== SOURCE DATA

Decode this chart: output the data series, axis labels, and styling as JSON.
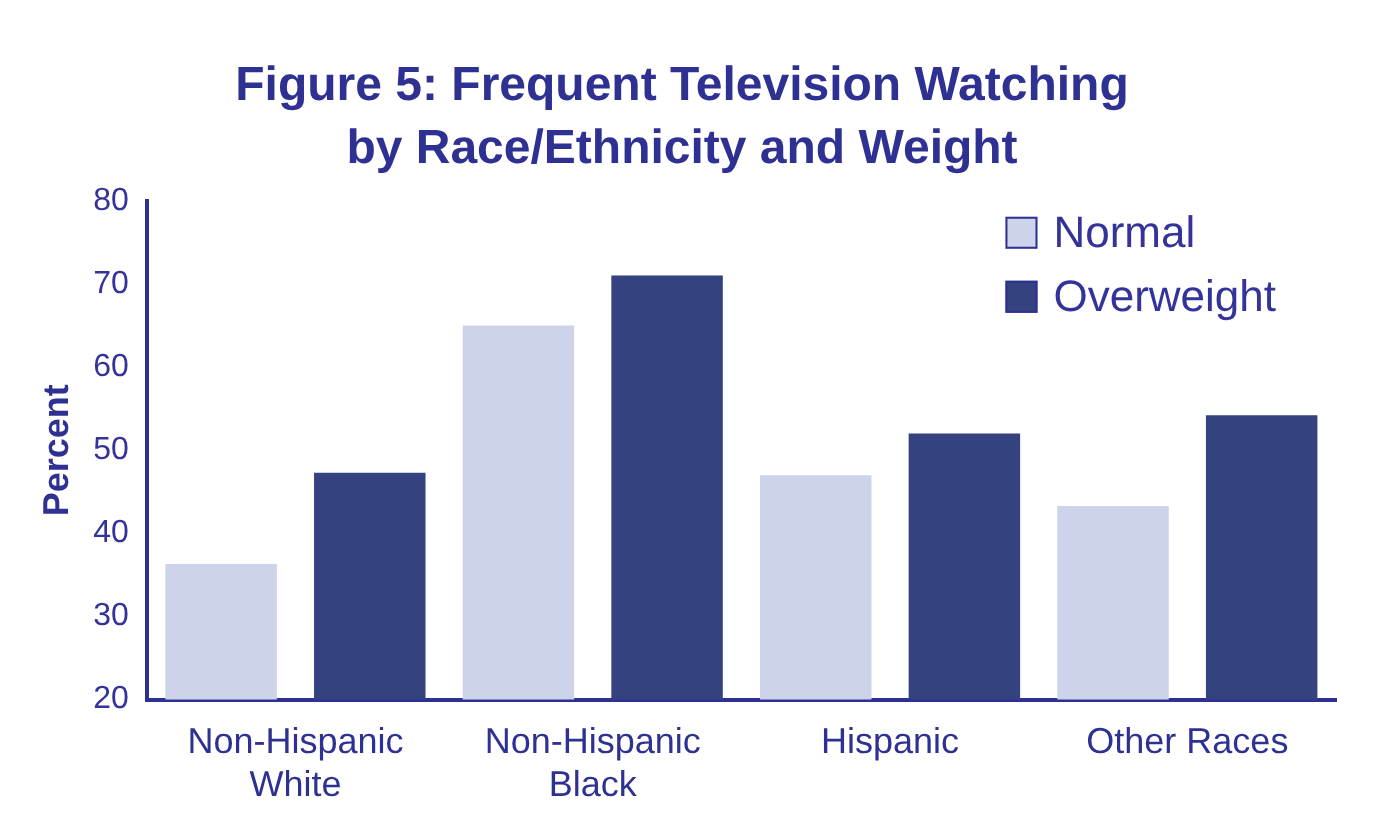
{
  "chart_data": {
    "type": "bar",
    "title": "Figure 5: Frequent Television Watching\nby Race/Ethnicity and Weight",
    "ylabel": "Percent",
    "categories": [
      "Non-Hispanic White",
      "Non-Hispanic Black",
      "Hispanic",
      "Other Races"
    ],
    "series": [
      {
        "name": "Normal",
        "color": "#ccd3ea",
        "values": [
          36.3,
          65,
          47,
          43.3
        ]
      },
      {
        "name": "Overweight",
        "color": "#344380",
        "values": [
          47.3,
          71,
          52,
          54.2
        ]
      }
    ],
    "ylim": [
      20,
      80
    ],
    "yticks": [
      20,
      30,
      40,
      50,
      60,
      70,
      80
    ],
    "grid": false,
    "legend": "top right"
  }
}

====

Each line in the records above should be reproduced exactly; images are not copied.

● **SOLUTION**
Decode this chart: output the data series, axis labels, and styling as JSON.
{
  "chart_data": {
    "type": "bar",
    "title": "Figure 5: Frequent Television Watching\nby Race/Ethnicity and Weight",
    "ylabel": "Percent",
    "categories": [
      "Non-Hispanic White",
      "Non-Hispanic Black",
      "Hispanic",
      "Other Races"
    ],
    "series": [
      {
        "name": "Normal",
        "color": "#ccd3ea",
        "values": [
          36.3,
          65,
          47,
          43.3
        ]
      },
      {
        "name": "Overweight",
        "color": "#344380",
        "values": [
          47.3,
          71,
          52,
          54.2
        ]
      }
    ],
    "ylim": [
      20,
      80
    ],
    "yticks": [
      20,
      30,
      40,
      50,
      60,
      70,
      80
    ],
    "grid": false,
    "legend": "top right"
  }
}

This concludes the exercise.